### Written exercise
Select the lines that hold the word "prefix" and copy each one.

>> Start

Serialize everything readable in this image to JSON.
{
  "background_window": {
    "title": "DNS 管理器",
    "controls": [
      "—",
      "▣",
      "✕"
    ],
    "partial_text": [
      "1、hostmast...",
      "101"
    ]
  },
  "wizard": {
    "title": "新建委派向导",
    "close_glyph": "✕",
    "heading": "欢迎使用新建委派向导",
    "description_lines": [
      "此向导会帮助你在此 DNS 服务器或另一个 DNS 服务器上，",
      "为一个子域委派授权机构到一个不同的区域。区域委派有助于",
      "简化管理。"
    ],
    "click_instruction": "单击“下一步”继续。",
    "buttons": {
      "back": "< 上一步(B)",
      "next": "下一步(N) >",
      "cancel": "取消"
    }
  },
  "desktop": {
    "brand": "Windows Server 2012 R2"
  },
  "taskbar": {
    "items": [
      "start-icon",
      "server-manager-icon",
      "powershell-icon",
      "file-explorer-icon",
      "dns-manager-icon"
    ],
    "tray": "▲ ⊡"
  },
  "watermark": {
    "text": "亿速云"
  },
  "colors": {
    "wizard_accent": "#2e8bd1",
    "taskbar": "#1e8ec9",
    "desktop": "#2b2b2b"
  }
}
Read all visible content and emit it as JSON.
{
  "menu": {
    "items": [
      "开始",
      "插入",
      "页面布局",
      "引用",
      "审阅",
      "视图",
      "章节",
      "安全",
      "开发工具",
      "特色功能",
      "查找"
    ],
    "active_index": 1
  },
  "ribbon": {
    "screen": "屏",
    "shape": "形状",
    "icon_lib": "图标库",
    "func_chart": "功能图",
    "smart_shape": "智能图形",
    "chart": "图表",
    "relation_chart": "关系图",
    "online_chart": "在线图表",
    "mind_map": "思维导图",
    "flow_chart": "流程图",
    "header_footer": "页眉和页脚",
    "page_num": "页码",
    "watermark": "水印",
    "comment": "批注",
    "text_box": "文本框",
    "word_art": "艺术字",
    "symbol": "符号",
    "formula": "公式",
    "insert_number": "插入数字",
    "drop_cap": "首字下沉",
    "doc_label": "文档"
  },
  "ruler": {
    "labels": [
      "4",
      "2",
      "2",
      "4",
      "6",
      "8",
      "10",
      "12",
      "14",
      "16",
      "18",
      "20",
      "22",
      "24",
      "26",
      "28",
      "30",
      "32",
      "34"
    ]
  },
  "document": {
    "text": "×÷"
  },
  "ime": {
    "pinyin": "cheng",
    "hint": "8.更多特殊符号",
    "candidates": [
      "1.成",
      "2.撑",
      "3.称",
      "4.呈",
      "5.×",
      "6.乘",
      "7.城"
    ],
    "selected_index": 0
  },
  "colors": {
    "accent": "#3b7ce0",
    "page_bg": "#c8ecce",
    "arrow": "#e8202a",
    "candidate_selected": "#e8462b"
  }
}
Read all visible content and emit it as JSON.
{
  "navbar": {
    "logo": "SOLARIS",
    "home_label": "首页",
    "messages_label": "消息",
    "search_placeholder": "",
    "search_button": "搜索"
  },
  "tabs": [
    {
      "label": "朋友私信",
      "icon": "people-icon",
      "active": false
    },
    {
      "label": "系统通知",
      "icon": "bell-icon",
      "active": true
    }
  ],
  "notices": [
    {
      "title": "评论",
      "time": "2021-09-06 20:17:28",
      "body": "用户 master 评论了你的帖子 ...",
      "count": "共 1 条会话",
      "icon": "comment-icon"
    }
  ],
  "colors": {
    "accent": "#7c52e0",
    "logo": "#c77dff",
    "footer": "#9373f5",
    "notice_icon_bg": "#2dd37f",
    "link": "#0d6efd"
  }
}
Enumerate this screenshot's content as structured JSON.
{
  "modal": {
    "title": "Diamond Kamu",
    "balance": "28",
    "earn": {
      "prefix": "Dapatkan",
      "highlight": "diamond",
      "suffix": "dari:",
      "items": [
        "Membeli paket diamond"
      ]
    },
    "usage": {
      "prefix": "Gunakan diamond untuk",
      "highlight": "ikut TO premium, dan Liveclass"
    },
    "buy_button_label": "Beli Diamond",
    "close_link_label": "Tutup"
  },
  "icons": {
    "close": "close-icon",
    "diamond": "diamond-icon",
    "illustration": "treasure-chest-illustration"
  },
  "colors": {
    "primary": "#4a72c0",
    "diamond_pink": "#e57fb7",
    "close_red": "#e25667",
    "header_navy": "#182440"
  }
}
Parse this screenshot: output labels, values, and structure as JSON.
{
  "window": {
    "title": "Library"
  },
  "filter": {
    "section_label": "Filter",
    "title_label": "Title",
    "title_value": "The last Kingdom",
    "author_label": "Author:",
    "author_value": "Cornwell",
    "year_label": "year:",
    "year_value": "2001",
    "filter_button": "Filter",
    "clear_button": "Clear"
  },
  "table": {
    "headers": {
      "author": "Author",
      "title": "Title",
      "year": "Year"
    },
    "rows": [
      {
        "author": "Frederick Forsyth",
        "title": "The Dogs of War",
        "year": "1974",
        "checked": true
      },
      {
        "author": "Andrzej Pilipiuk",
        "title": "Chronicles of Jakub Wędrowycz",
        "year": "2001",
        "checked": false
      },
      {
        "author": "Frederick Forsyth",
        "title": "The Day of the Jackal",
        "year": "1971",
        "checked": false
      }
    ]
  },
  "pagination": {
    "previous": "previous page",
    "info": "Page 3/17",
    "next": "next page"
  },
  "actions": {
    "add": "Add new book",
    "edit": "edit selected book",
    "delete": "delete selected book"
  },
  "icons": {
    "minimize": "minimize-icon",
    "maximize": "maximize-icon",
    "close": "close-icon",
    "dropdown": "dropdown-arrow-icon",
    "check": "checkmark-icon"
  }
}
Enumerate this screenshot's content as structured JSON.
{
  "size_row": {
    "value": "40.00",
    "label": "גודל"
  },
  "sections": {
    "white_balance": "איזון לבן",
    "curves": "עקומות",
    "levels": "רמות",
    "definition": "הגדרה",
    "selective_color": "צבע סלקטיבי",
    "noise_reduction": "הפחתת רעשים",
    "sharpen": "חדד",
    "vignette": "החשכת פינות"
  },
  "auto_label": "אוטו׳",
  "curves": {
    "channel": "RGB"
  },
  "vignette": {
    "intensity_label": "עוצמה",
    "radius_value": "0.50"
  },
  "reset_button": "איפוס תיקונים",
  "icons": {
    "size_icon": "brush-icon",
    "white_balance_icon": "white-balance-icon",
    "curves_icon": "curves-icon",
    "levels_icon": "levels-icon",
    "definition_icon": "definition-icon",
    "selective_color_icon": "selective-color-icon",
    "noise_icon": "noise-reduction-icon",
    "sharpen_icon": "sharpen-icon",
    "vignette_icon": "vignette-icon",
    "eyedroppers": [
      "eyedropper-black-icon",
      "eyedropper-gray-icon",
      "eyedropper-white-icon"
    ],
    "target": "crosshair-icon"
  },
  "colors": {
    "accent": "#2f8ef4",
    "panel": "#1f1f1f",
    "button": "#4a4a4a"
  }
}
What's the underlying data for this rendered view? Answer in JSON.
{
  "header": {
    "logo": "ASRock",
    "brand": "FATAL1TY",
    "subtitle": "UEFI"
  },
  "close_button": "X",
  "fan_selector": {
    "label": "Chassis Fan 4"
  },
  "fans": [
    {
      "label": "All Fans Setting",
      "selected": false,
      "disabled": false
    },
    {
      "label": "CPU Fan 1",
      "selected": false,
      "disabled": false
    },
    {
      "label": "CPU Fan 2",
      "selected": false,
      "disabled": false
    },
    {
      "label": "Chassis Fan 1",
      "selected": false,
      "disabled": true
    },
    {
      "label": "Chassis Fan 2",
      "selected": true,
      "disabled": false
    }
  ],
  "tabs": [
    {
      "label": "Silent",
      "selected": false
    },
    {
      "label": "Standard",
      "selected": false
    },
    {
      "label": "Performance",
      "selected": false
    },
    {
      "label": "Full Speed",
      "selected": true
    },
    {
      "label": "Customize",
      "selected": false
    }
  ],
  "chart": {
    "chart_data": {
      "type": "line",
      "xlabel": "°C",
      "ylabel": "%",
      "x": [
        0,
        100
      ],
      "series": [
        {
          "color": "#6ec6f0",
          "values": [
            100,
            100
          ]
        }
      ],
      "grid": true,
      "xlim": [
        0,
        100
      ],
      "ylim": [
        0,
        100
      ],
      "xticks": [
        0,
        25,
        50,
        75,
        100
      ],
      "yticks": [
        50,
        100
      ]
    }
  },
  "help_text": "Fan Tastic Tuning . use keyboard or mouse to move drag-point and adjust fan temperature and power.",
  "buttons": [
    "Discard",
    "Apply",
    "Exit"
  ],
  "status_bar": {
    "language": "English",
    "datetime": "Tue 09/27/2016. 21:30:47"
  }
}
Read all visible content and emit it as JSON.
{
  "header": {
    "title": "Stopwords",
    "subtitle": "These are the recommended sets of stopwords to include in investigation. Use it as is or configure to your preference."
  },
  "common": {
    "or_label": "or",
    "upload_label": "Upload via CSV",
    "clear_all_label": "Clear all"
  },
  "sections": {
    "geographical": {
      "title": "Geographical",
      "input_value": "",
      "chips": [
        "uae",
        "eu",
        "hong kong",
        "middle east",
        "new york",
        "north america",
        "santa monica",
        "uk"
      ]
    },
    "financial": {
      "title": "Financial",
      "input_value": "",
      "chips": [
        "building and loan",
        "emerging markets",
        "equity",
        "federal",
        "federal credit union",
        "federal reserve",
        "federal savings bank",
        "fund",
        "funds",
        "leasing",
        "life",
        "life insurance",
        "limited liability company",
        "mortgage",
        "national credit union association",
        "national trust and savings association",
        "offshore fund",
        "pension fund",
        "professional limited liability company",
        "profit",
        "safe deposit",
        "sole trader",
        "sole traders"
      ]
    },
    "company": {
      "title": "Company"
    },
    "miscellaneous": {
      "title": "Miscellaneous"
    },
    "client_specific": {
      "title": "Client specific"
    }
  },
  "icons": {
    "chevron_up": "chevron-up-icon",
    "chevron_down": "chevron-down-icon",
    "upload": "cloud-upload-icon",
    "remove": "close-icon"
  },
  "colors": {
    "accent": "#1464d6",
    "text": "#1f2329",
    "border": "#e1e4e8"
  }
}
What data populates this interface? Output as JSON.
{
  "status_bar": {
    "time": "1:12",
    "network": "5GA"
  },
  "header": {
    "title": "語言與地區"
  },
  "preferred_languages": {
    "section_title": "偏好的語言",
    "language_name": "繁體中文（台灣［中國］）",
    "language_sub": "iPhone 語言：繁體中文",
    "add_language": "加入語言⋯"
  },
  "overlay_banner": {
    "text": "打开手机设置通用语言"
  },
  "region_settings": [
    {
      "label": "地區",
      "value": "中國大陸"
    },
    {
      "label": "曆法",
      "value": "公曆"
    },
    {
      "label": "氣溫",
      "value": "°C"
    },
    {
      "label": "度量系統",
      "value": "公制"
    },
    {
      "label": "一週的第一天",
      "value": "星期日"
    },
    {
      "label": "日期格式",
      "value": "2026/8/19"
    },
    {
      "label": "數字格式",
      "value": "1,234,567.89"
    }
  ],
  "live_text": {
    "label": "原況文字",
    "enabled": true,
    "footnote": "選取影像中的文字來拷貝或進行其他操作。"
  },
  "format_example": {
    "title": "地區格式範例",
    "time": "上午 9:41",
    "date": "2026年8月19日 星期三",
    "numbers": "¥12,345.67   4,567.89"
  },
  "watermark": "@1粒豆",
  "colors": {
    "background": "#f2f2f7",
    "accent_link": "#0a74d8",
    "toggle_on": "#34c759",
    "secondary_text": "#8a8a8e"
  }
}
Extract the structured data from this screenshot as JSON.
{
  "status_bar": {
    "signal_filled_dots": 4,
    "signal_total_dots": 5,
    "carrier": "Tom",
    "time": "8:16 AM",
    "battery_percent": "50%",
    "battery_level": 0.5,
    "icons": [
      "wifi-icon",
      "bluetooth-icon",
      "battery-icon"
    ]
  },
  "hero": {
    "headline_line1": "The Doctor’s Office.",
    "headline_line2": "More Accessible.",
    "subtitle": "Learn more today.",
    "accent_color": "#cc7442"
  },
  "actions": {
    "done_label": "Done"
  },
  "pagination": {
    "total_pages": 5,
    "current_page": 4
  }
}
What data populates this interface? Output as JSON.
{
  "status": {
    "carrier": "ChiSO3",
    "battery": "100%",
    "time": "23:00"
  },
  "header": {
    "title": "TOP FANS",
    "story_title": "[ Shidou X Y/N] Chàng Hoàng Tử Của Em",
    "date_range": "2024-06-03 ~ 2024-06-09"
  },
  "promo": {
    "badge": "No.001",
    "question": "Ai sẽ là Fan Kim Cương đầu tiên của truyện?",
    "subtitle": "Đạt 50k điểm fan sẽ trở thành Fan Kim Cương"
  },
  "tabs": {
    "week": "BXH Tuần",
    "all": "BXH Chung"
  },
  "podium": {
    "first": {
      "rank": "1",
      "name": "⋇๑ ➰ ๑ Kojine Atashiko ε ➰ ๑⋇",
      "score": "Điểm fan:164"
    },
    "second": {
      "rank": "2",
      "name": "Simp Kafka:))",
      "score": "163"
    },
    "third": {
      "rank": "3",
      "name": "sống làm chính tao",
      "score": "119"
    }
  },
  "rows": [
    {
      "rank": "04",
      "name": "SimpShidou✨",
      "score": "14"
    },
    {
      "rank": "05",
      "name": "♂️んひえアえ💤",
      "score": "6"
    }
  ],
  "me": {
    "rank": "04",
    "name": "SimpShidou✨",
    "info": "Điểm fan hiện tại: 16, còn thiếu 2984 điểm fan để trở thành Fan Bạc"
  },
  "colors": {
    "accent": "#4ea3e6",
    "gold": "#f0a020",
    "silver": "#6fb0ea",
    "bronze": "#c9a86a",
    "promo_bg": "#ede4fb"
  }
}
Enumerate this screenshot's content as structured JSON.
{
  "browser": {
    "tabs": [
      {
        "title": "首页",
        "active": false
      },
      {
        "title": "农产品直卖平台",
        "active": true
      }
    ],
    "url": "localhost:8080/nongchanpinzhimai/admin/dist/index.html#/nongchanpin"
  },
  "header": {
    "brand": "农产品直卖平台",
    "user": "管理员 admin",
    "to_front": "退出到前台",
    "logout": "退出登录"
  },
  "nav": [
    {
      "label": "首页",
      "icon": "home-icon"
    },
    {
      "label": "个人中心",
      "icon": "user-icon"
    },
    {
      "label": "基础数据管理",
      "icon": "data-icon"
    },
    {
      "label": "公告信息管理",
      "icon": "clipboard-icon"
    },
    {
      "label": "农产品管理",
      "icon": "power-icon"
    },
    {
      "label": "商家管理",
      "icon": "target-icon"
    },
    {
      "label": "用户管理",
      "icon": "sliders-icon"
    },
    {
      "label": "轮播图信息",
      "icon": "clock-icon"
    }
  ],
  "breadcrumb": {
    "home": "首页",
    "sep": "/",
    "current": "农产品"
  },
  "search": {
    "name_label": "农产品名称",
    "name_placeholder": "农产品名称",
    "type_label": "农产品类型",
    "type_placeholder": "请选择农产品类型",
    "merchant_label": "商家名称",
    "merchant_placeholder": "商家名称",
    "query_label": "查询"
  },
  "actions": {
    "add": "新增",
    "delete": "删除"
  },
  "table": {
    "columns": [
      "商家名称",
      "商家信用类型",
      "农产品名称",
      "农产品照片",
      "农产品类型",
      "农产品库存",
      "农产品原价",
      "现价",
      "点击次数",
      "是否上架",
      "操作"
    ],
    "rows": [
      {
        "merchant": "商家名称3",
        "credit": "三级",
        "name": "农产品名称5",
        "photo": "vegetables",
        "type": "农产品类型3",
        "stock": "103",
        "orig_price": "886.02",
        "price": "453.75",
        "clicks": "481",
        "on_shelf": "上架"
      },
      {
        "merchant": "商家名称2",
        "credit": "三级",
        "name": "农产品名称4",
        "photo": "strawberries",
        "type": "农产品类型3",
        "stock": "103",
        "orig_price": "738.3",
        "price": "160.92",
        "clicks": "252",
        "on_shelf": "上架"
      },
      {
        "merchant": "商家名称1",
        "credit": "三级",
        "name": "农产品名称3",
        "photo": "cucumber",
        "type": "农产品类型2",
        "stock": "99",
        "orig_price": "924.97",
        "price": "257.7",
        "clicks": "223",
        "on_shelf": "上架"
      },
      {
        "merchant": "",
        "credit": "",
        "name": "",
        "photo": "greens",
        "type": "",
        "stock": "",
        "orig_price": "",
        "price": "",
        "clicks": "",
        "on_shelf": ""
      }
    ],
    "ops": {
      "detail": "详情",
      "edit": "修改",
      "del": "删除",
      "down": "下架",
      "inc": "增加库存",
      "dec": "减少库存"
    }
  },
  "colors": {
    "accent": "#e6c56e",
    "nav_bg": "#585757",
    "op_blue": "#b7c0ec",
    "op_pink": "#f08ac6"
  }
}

>> End

### Right answer
      "prefix": "Dapatkan",
      "prefix": "Gunakan diamond untuk",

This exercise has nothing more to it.